* begin *

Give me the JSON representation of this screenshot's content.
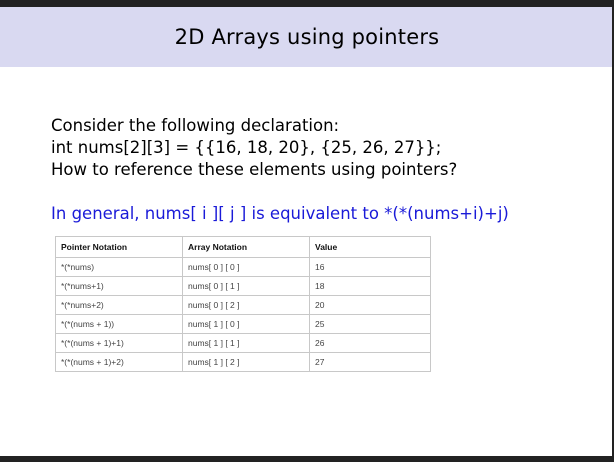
{
  "slide": {
    "title": "2D Arrays using pointers",
    "line1": "Consider the following declaration:",
    "line2": "int nums[2][3] = {{16, 18, 20}, {25, 26, 27}};",
    "line3": "How to reference these elements using pointers?",
    "general": "In general, nums[ i ][ j ] is equivalent to *(*(nums+i)+j)"
  },
  "table": {
    "headers": [
      "Pointer Notation",
      "Array Notation",
      "Value"
    ],
    "rows": [
      [
        "*(*nums)",
        "nums[ 0 ] [ 0 ]",
        "16"
      ],
      [
        "*(*nums+1)",
        "nums[ 0 ] [ 1 ]",
        "18"
      ],
      [
        "*(*nums+2)",
        "nums[ 0 ] [ 2 ]",
        "20"
      ],
      [
        "*(*(nums + 1))",
        "nums[ 1 ] [ 0 ]",
        "25"
      ],
      [
        "*(*(nums + 1)+1)",
        "nums[ 1 ] [ 1 ]",
        "26"
      ],
      [
        "*(*(nums + 1)+2)",
        "nums[ 1 ] [ 2 ]",
        "27"
      ]
    ]
  },
  "colors": {
    "header_bg": "#d9d9f1",
    "accent_text": "#1a1ad8",
    "frame": "#222222"
  }
}
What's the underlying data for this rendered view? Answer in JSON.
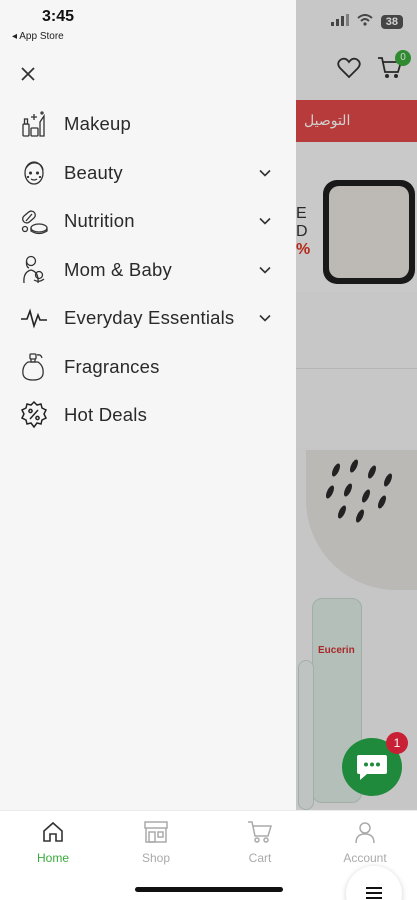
{
  "status": {
    "time": "3:45",
    "back_label": "◂ App Store",
    "battery": "38"
  },
  "drawer": {
    "close_icon": "close-icon",
    "items": [
      {
        "label": "Makeup",
        "icon": "makeup-icon",
        "has_chevron": false
      },
      {
        "label": "Beauty",
        "icon": "beauty-face-icon",
        "has_chevron": true
      },
      {
        "label": "Nutrition",
        "icon": "nutrition-icon",
        "has_chevron": true
      },
      {
        "label": "Mom & Baby",
        "icon": "mom-baby-icon",
        "has_chevron": true
      },
      {
        "label": "Everyday Essentials",
        "icon": "pulse-icon",
        "has_chevron": true
      },
      {
        "label": "Fragrances",
        "icon": "perfume-icon",
        "has_chevron": false
      },
      {
        "label": "Hot Deals",
        "icon": "discount-badge-icon",
        "has_chevron": false
      }
    ]
  },
  "background": {
    "promo_text": "التوصيل",
    "cart_count": "0",
    "banner_letters": [
      "E",
      "D"
    ],
    "banner_percent": "%",
    "product_brand": "Eucerin"
  },
  "chat": {
    "badge": "1"
  },
  "tabbar": {
    "tabs": [
      {
        "label": "Home",
        "icon": "home-icon",
        "active": true
      },
      {
        "label": "Shop",
        "icon": "shop-icon",
        "active": false
      },
      {
        "label": "Cart",
        "icon": "cart-icon",
        "active": false
      },
      {
        "label": "Account",
        "icon": "account-icon",
        "active": false
      }
    ]
  },
  "colors": {
    "accent": "#3aaa3a",
    "promo": "#e04848",
    "chat": "#1f8a3b",
    "badge": "#c82035"
  }
}
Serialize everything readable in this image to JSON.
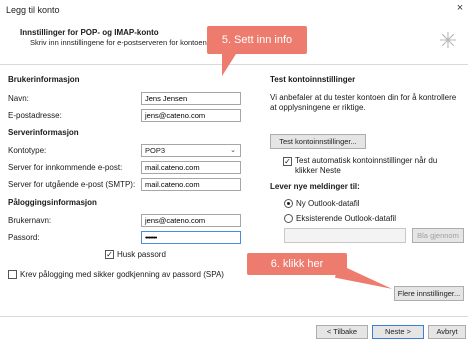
{
  "window": {
    "title": "Legg til konto",
    "close_glyph": "×"
  },
  "header": {
    "title": "Innstillinger for POP- og IMAP-konto",
    "subtitle": "Skriv inn innstillingene for e-postserveren for kontoen din.",
    "icon": "sparkle-cursor-icon"
  },
  "user_info": {
    "heading": "Brukerinformasjon",
    "name_label": "Navn:",
    "name_value": "Jens Jensen",
    "email_label": "E-postadresse:",
    "email_value": "jens@cateno.com"
  },
  "server_info": {
    "heading": "Serverinformasjon",
    "account_type_label": "Kontotype:",
    "account_type_value": "POP3",
    "incoming_label": "Server for innkommende e-post:",
    "incoming_value": "mail.cateno.com",
    "outgoing_label": "Server for utgående e-post (SMTP):",
    "outgoing_value": "mail.cateno.com"
  },
  "login_info": {
    "heading": "Påloggingsinformasjon",
    "username_label": "Brukernavn:",
    "username_value": "jens@cateno.com",
    "password_label": "Passord:",
    "password_value": "•••••••",
    "remember_label": "Husk passord",
    "remember_checked": true,
    "spa_label": "Krev pålogging med sikker godkjenning av passord (SPA)",
    "spa_checked": false
  },
  "test_settings": {
    "heading": "Test kontoinnstillinger",
    "description": "Vi anbefaler at du tester kontoen din for å kontrollere at opplysningene er riktige.",
    "test_button": "Test kontoinnstillinger...",
    "auto_test_label": "Test automatisk kontoinnstillinger når du klikker Neste",
    "auto_test_checked": true
  },
  "deliver": {
    "heading": "Lever nye meldinger til:",
    "option_new": "Ny Outlook-datafil",
    "option_existing": "Eksisterende Outlook-datafil",
    "selected": "new",
    "browse_button": "Bla gjennom"
  },
  "more_settings_button": "Flere innstillinger...",
  "footer": {
    "back_button": "< Tilbake",
    "next_button": "Neste >",
    "cancel_button": "Avbryt"
  },
  "callouts": {
    "step5": "5. Sett inn info",
    "step6": "6. klikk her"
  },
  "colors": {
    "callout": "#ed7b6e",
    "focus_border": "#4c8cdb"
  }
}
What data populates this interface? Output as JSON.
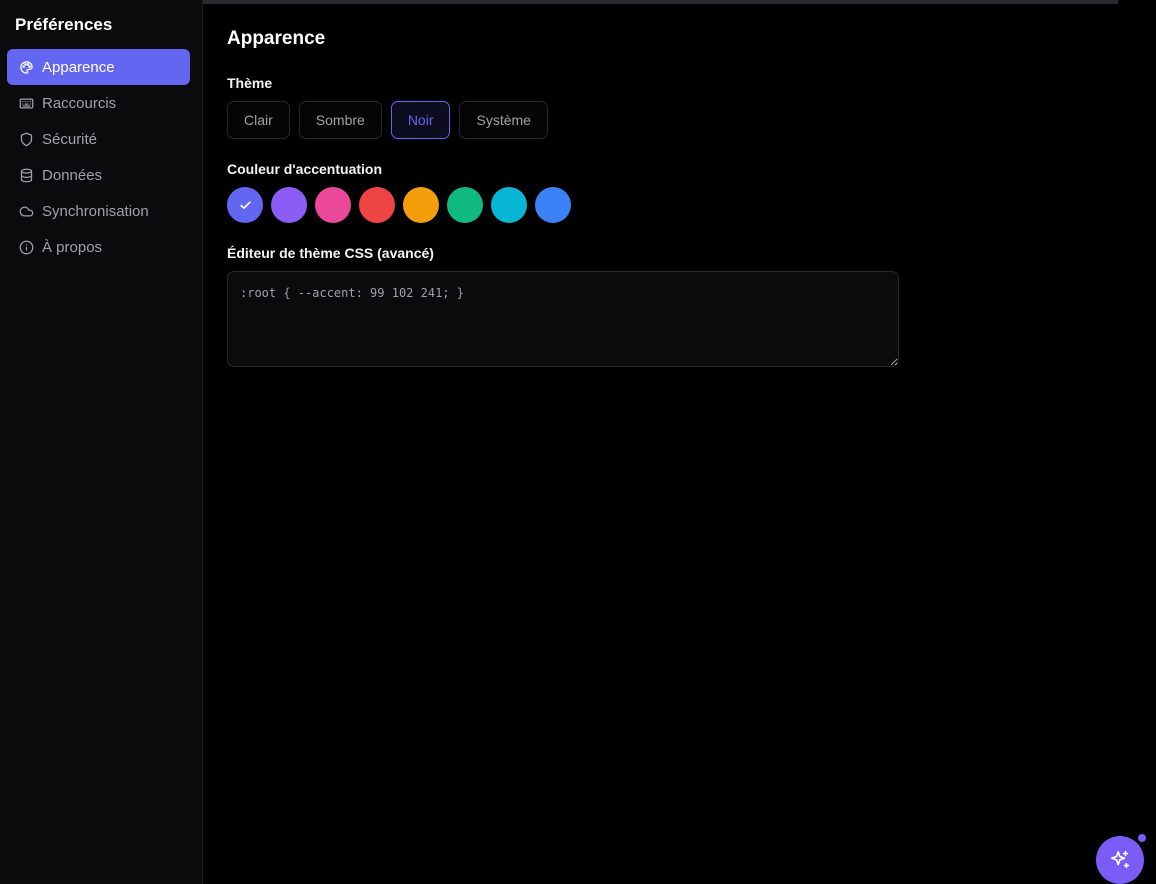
{
  "sidebar": {
    "title": "Préférences",
    "items": [
      {
        "label": "Apparence",
        "icon": "palette-icon",
        "active": true
      },
      {
        "label": "Raccourcis",
        "icon": "keyboard-icon",
        "active": false
      },
      {
        "label": "Sécurité",
        "icon": "shield-icon",
        "active": false
      },
      {
        "label": "Données",
        "icon": "database-icon",
        "active": false
      },
      {
        "label": "Synchronisation",
        "icon": "cloud-icon",
        "active": false
      },
      {
        "label": "À propos",
        "icon": "info-icon",
        "active": false
      }
    ]
  },
  "main": {
    "title": "Apparence",
    "theme": {
      "label": "Thème",
      "options": [
        "Clair",
        "Sombre",
        "Noir",
        "Système"
      ],
      "selected": "Noir"
    },
    "accent": {
      "label": "Couleur d'accentuation",
      "colors": [
        "#6366f1",
        "#8b5cf6",
        "#ec4899",
        "#ef4444",
        "#f59e0b",
        "#10b981",
        "#06b6d4",
        "#3b82f6"
      ],
      "selected_index": 0
    },
    "css_editor": {
      "label": "Éditeur de thème CSS (avancé)",
      "value": ":root { --accent: 99 102 241; }"
    }
  },
  "fab": {
    "icon": "sparkles-icon"
  },
  "colors": {
    "accent": "#6366f1",
    "fab": "#7c5cf6"
  }
}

* end *

> Do this
Omit the pictures and restate the rest of the records verbatim.

> Output for this task
Give me the JSON representation of this screenshot's content.
{
  "slide": {
    "title": "2D Arrays using pointers",
    "line1": "Consider the following declaration:",
    "line2": "int nums[2][3] = {{16, 18, 20}, {25, 26, 27}};",
    "line3": "How to reference these elements using pointers?",
    "general": "In general, nums[ i ][ j ] is equivalent to *(*(nums+i)+j)"
  },
  "table": {
    "headers": [
      "Pointer Notation",
      "Array Notation",
      "Value"
    ],
    "rows": [
      [
        "*(*nums)",
        "nums[ 0 ] [ 0 ]",
        "16"
      ],
      [
        "*(*nums+1)",
        "nums[ 0 ] [ 1 ]",
        "18"
      ],
      [
        "*(*nums+2)",
        "nums[ 0 ] [ 2 ]",
        "20"
      ],
      [
        "*(*(nums + 1))",
        "nums[ 1 ] [ 0 ]",
        "25"
      ],
      [
        "*(*(nums + 1)+1)",
        "nums[ 1 ] [ 1 ]",
        "26"
      ],
      [
        "*(*(nums + 1)+2)",
        "nums[ 1 ] [ 2 ]",
        "27"
      ]
    ]
  },
  "colors": {
    "header_bg": "#d9d9f1",
    "accent_text": "#1a1ad8",
    "frame": "#222222"
  }
}
What's the underlying data for this rendered view? Answer in JSON.
{
  "status": {
    "time": "3:45",
    "back_label": "◂ App Store",
    "battery": "38"
  },
  "drawer": {
    "close_icon": "close-icon",
    "items": [
      {
        "label": "Makeup",
        "icon": "makeup-icon",
        "has_chevron": false
      },
      {
        "label": "Beauty",
        "icon": "beauty-face-icon",
        "has_chevron": true
      },
      {
        "label": "Nutrition",
        "icon": "nutrition-icon",
        "has_chevron": true
      },
      {
        "label": "Mom & Baby",
        "icon": "mom-baby-icon",
        "has_chevron": true
      },
      {
        "label": "Everyday Essentials",
        "icon": "pulse-icon",
        "has_chevron": true
      },
      {
        "label": "Fragrances",
        "icon": "perfume-icon",
        "has_chevron": false
      },
      {
        "label": "Hot Deals",
        "icon": "discount-badge-icon",
        "has_chevron": false
      }
    ]
  },
  "background": {
    "promo_text": "التوصيل",
    "cart_count": "0",
    "banner_letters": [
      "E",
      "D"
    ],
    "banner_percent": "%",
    "product_brand": "Eucerin"
  },
  "chat": {
    "badge": "1"
  },
  "tabbar": {
    "tabs": [
      {
        "label": "Home",
        "icon": "home-icon",
        "active": true
      },
      {
        "label": "Shop",
        "icon": "shop-icon",
        "active": false
      },
      {
        "label": "Cart",
        "icon": "cart-icon",
        "active": false
      },
      {
        "label": "Account",
        "icon": "account-icon",
        "active": false
      }
    ]
  },
  "colors": {
    "accent": "#3aaa3a",
    "promo": "#e04848",
    "chat": "#1f8a3b",
    "badge": "#c82035"
  }
}
Serialize everything readable in this image to JSON.
{
  "window": {
    "title": "Legg til konto",
    "close_glyph": "×"
  },
  "header": {
    "title": "Innstillinger for POP- og IMAP-konto",
    "subtitle": "Skriv inn innstillingene for e-postserveren for kontoen din.",
    "icon": "sparkle-cursor-icon"
  },
  "user_info": {
    "heading": "Brukerinformasjon",
    "name_label": "Navn:",
    "name_value": "Jens Jensen",
    "email_label": "E-postadresse:",
    "email_value": "jens@cateno.com"
  },
  "server_info": {
    "heading": "Serverinformasjon",
    "account_type_label": "Kontotype:",
    "account_type_value": "POP3",
    "incoming_label": "Server for innkommende e-post:",
    "incoming_value": "mail.cateno.com",
    "outgoing_label": "Server for utgående e-post (SMTP):",
    "outgoing_value": "mail.cateno.com"
  },
  "login_info": {
    "heading": "Påloggingsinformasjon",
    "username_label": "Brukernavn:",
    "username_value": "jens@cateno.com",
    "password_label": "Passord:",
    "password_value": "•••••••",
    "remember_label": "Husk passord",
    "remember_checked": true,
    "spa_label": "Krev pålogging med sikker godkjenning av passord (SPA)",
    "spa_checked": false
  },
  "test_settings": {
    "heading": "Test kontoinnstillinger",
    "description": "Vi anbefaler at du tester kontoen din for å kontrollere at opplysningene er riktige.",
    "test_button": "Test kontoinnstillinger...",
    "auto_test_label": "Test automatisk kontoinnstillinger når du klikker Neste",
    "auto_test_checked": true
  },
  "deliver": {
    "heading": "Lever nye meldinger til:",
    "option_new": "Ny Outlook-datafil",
    "option_existing": "Eksisterende Outlook-datafil",
    "selected": "new",
    "browse_button": "Bla gjennom"
  },
  "more_settings_button": "Flere innstillinger...",
  "footer": {
    "back_button": "< Tilbake",
    "next_button": "Neste >",
    "cancel_button": "Avbryt"
  },
  "callouts": {
    "step5": "5. Sett inn info",
    "step6": "6. klikk her"
  },
  "colors": {
    "callout": "#ed7b6e",
    "focus_border": "#4c8cdb"
  }
}
What data populates this interface? Output as JSON.
{
  "sidebar": {
    "title": "Préférences",
    "items": [
      {
        "label": "Apparence",
        "icon": "palette-icon",
        "active": true
      },
      {
        "label": "Raccourcis",
        "icon": "keyboard-icon",
        "active": false
      },
      {
        "label": "Sécurité",
        "icon": "shield-icon",
        "active": false
      },
      {
        "label": "Données",
        "icon": "database-icon",
        "active": false
      },
      {
        "label": "Synchronisation",
        "icon": "cloud-icon",
        "active": false
      },
      {
        "label": "À propos",
        "icon": "info-icon",
        "active": false
      }
    ]
  },
  "main": {
    "title": "Apparence",
    "theme": {
      "label": "Thème",
      "options": [
        "Clair",
        "Sombre",
        "Noir",
        "Système"
      ],
      "selected": "Noir"
    },
    "accent": {
      "label": "Couleur d'accentuation",
      "colors": [
        "#6366f1",
        "#8b5cf6",
        "#ec4899",
        "#ef4444",
        "#f59e0b",
        "#10b981",
        "#06b6d4",
        "#3b82f6"
      ],
      "selected_index": 0
    },
    "css_editor": {
      "label": "Éditeur de thème CSS (avancé)",
      "value": ":root { --accent: 99 102 241; }"
    }
  },
  "fab": {
    "icon": "sparkles-icon"
  },
  "colors": {
    "accent": "#6366f1",
    "fab": "#7c5cf6"
  }
}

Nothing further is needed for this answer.